- **SET EXERCISE**
In the lines below, change every "Colors" to "Travel" and leave everything else the same. Write out all the lines, but leave out the pictures.
/---
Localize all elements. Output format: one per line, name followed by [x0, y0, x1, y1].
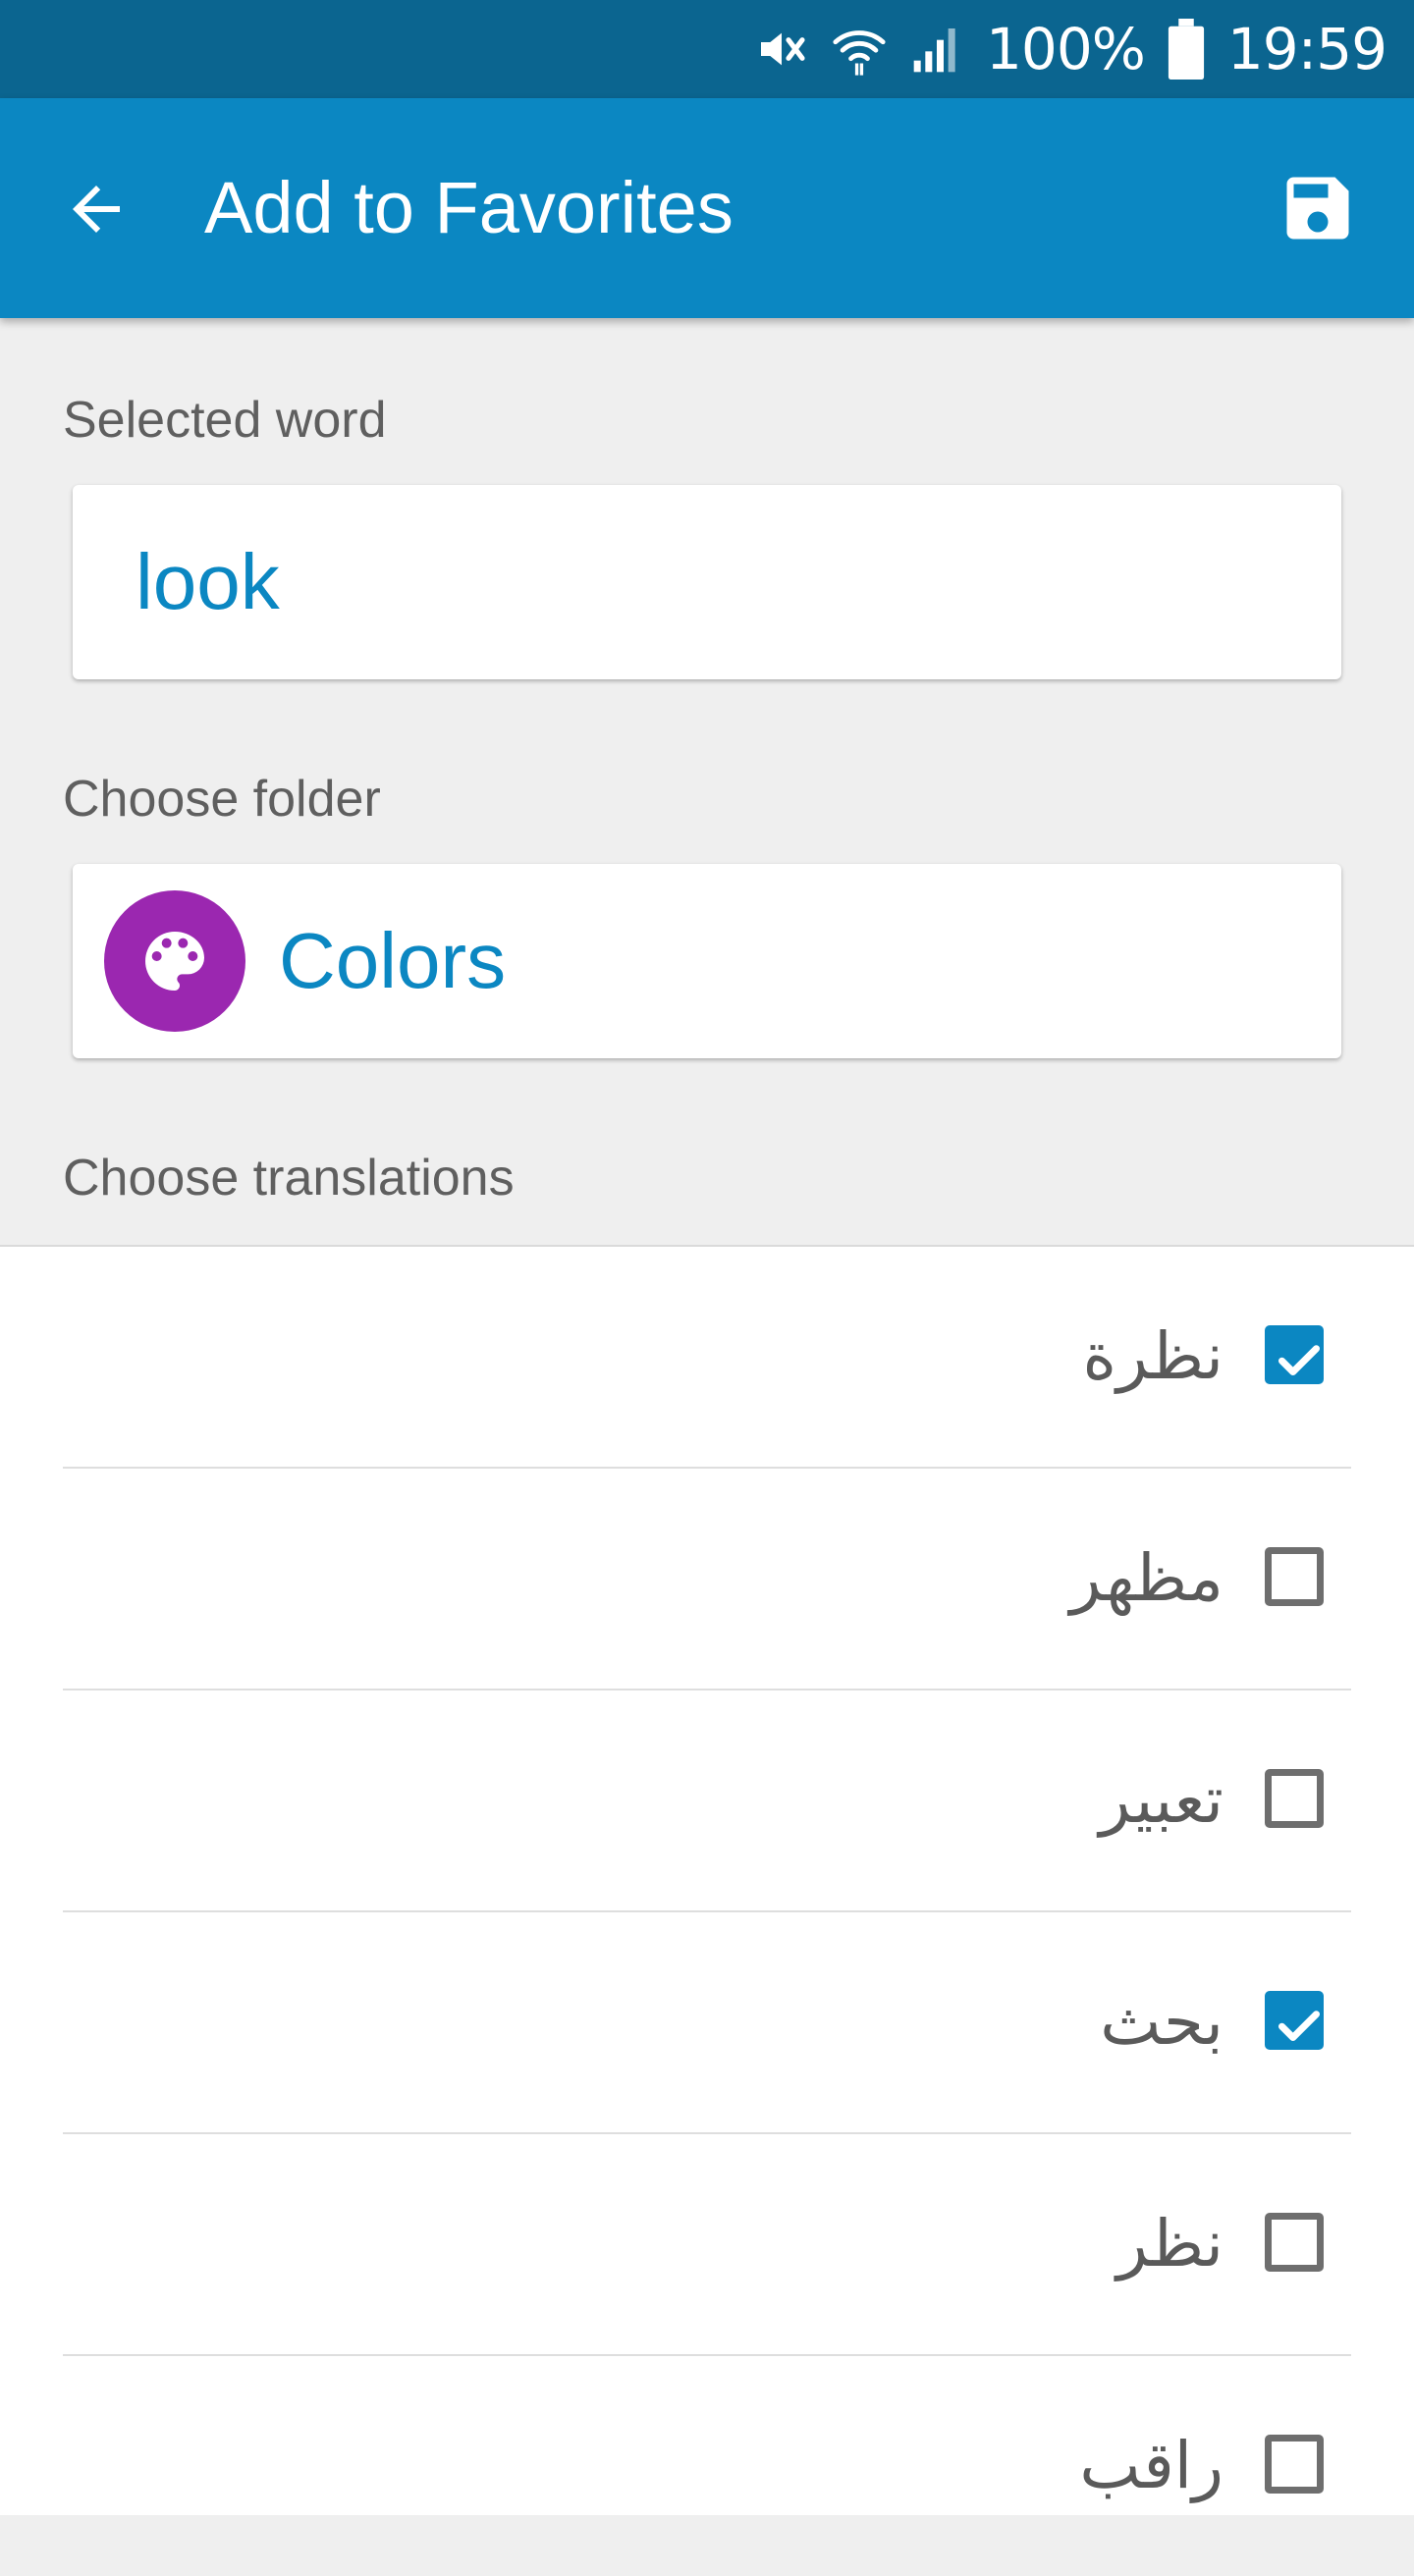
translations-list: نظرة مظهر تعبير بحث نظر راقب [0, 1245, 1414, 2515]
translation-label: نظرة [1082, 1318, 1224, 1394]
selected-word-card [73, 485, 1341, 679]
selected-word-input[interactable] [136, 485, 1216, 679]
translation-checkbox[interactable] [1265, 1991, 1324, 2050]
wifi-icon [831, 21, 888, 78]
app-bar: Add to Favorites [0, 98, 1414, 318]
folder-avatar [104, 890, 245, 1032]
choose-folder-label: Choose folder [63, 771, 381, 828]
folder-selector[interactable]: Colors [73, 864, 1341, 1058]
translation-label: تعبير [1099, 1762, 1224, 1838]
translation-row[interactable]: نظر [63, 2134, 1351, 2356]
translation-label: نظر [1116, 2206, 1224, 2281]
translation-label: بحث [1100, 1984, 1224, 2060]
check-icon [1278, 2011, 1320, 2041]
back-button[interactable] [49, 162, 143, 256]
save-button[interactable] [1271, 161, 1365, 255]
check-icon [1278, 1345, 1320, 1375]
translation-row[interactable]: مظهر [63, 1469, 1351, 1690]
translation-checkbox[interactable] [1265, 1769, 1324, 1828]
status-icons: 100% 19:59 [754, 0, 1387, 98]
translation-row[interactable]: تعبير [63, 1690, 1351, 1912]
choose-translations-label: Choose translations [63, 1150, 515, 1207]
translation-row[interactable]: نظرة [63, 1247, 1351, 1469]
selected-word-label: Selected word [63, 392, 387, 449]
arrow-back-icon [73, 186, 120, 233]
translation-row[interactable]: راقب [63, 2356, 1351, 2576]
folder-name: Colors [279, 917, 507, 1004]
\---
- **FINAL RESULT**
Localize all elements. Output format: one per line, name followed by [x0, y0, x1, y1].
translations-list: نظرة مظهر تعبير بحث نظر راقب [0, 1245, 1414, 2515]
translation-label: نظرة [1082, 1318, 1224, 1394]
selected-word-card [73, 485, 1341, 679]
selected-word-input[interactable] [136, 485, 1216, 679]
translation-checkbox[interactable] [1265, 1991, 1324, 2050]
wifi-icon [831, 21, 888, 78]
app-bar: Add to Favorites [0, 98, 1414, 318]
folder-avatar [104, 890, 245, 1032]
choose-folder-label: Choose folder [63, 771, 381, 828]
folder-selector[interactable]: Travel [73, 864, 1341, 1058]
translation-label: تعبير [1099, 1762, 1224, 1838]
translation-row[interactable]: نظر [63, 2134, 1351, 2356]
translation-label: نظر [1116, 2206, 1224, 2281]
translation-label: بحث [1100, 1984, 1224, 2060]
check-icon [1278, 2011, 1320, 2041]
back-button[interactable] [49, 162, 143, 256]
save-button[interactable] [1271, 161, 1365, 255]
check-icon [1278, 1345, 1320, 1375]
translation-row[interactable]: مظهر [63, 1469, 1351, 1690]
translation-checkbox[interactable] [1265, 1769, 1324, 1828]
status-icons: 100% 19:59 [754, 0, 1387, 98]
translation-row[interactable]: تعبير [63, 1690, 1351, 1912]
choose-translations-label: Choose translations [63, 1150, 515, 1207]
translation-row[interactable]: نظرة [63, 1247, 1351, 1469]
selected-word-label: Selected word [63, 392, 387, 449]
arrow-back-icon [73, 186, 120, 233]
translation-row[interactable]: راقب [63, 2356, 1351, 2576]
folder-name: Travel [279, 917, 507, 1004]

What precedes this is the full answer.